### INSTRUCTION
Extract every entry word for word.

§

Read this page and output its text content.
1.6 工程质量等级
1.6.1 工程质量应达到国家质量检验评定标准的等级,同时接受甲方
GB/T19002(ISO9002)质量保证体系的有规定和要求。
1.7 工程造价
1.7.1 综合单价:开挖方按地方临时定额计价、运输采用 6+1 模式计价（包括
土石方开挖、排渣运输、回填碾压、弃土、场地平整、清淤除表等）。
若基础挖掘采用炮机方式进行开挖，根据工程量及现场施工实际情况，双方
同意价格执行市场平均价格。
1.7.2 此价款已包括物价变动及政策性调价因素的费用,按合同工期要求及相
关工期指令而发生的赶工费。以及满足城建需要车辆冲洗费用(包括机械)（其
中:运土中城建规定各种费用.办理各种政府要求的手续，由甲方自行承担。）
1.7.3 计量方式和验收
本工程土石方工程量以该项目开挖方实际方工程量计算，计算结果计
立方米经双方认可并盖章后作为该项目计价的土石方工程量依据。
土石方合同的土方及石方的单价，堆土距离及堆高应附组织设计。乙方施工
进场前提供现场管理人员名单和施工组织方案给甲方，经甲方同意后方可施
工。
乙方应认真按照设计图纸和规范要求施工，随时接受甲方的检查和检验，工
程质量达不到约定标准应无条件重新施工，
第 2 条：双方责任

§

### SOLUTION TO THIS TASK
Read this page and output its text content.
1.6 工程质量等级
1.6.1 工程质量应达到国家质量检验评定标准的等级,同时接受甲方
GB/T19002(ISO9002)质量保证体系的有规定和要求。
1.7 工程造价
1.7.1 综合单价:开挖方按地方临时定额计价、运输采用 6+1 模式计价（包括
土石方开挖、排渣运输、回填碾压、弃土、场地平整、清淤除表等）。
若基础挖掘采用炮机方式进行开挖，根据工程量及现场施工实际情况，双方
同意价格执行市场平均价格。
1.7.2 此价款已包括物价变动及政策性调价因素的费用,按合同工期要求及相
关工期指令而发生的赶工费。以及满足城建需要车辆冲洗费用(包括机械)（其
中:运土中城建规定各种费用.办理各种政府要求的手续，由甲方自行承担。）
1.7.3 计量方式和验收
本工程土石方工程量以该项目开挖方实际方工程量计算，计算结果计
立方米经双方认可并盖章后作为该项目计价的土石方工程量依据。
土石方合同的土方及石方的单价，堆土距离及堆高应附组织设计。乙方施工
进场前提供现场管理人员名单和施工组织方案给甲方，经甲方同意后方可施
工。
乙方应认真按照设计图纸和规范要求施工，随时接受甲方的检查和检验，工
程质量达不到约定标准应无条件重新施工，
第 2 条：双方责任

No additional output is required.